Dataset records
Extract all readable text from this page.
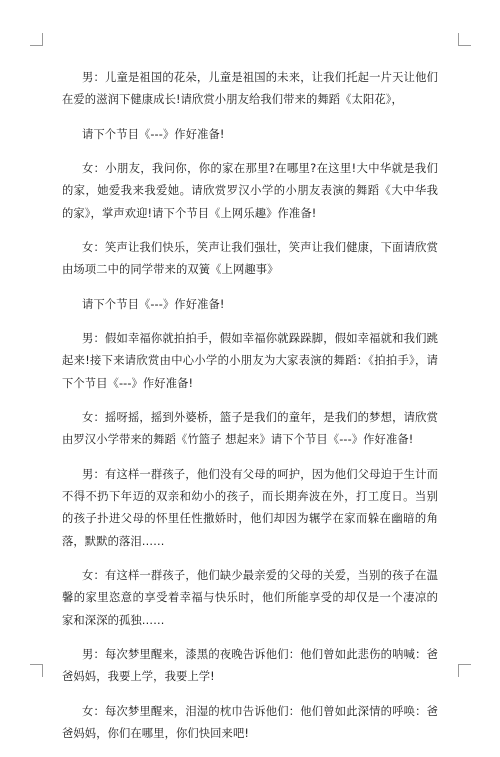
男：儿童是祖国的花朵，儿童是祖国的未来，让我们托起一片天让他们在爱的滋润下健康成长!请欣赏小朋友给我们带来的舞蹈《太阳花》，

请下个节目《---》作好准备!

女：小朋友，我问你，你的家在那里?在哪里?在这里!大中华就是我们的家，她爱我来我爱她。请欣赏罗汉小学的小朋友表演的舞蹈《大中华我的家》，掌声欢迎!请下个节目《上网乐趣》作准备!

女：笑声让我们快乐，笑声让我们强壮，笑声让我们健康，下面请欣赏由场项二中的同学带来的双簧《上网趣事》

请下个节目《---》作好准备!

男：假如幸福你就拍拍手，假如幸福你就跺跺脚，假如幸福就和我们跳起来!接下来请欣赏由中心小学的小朋友为大家表演的舞蹈：《拍拍手》，请下个节目《---》作好准备!

女：摇呀摇，摇到外婆桥，篮子是我们的童年，是我们的梦想，请欣赏由罗汉小学带来的舞蹈《竹篮子 想起来》请下个节目《---》作好准备!

男：有这样一群孩子，他们没有父母的呵护，因为他们父母迫于生计而不得不扔下年迈的双亲和幼小的孩子，而长期奔波在外，打工度日。当别的孩子扑进父母的怀里任性撒娇时，他们却因为辗学在家而躲在幽暗的角落，默默的落泪……

女：有这样一群孩子，他们缺少最亲爱的父母的关爱，当别的孩子在温馨的家里恣意的享受着幸福与快乐时，他们所能享受的却仅是一个凄凉的家和深深的孤独……

男：每次梦里醒来，漆黑的夜晚告诉他们：他们曾如此悲伤的呐喊：爸爸妈妈，我要上学，我要上学!

女：每次梦里醒来，泪湿的枕巾告诉他们：他们曾如此深情的呼唤：爸爸妈妈，你们在哪里，你们快回来吧!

• [Short exercise]:
Give back every line exactly as it stands, pictures excluded.

• [Final result]:
Extract all readable text from this page.
男：儿童是祖国的花朵，儿童是祖国的未来，让我们托起一片天让他们在爱的滋润下健康成长!请欣赏小朋友给我们带来的舞蹈《太阳花》，

请下个节目《---》作好准备!

女：小朋友，我问你，你的家在那里?在哪里?在这里!大中华就是我们的家，她爱我来我爱她。请欣赏罗汉小学的小朋友表演的舞蹈《大中华我的家》，掌声欢迎!请下个节目《上网乐趣》作准备!

女：笑声让我们快乐，笑声让我们强壮，笑声让我们健康，下面请欣赏由场项二中的同学带来的双簧《上网趣事》

请下个节目《---》作好准备!

男：假如幸福你就拍拍手，假如幸福你就跺跺脚，假如幸福就和我们跳起来!接下来请欣赏由中心小学的小朋友为大家表演的舞蹈：《拍拍手》，请下个节目《---》作好准备!

女：摇呀摇，摇到外婆桥，篮子是我们的童年，是我们的梦想，请欣赏由罗汉小学带来的舞蹈《竹篮子 想起来》请下个节目《---》作好准备!

男：有这样一群孩子，他们没有父母的呵护，因为他们父母迫于生计而不得不扔下年迈的双亲和幼小的孩子，而长期奔波在外，打工度日。当别的孩子扑进父母的怀里任性撒娇时，他们却因为辗学在家而躲在幽暗的角落，默默的落泪……

女：有这样一群孩子，他们缺少最亲爱的父母的关爱，当别的孩子在温馨的家里恣意的享受着幸福与快乐时，他们所能享受的却仅是一个凄凉的家和深深的孤独……

男：每次梦里醒来，漆黑的夜晚告诉他们：他们曾如此悲伤的呐喊：爸爸妈妈，我要上学，我要上学!

女：每次梦里醒来，泪湿的枕巾告诉他们：他们曾如此深情的呼唤：爸爸妈妈，你们在哪里，你们快回来吧!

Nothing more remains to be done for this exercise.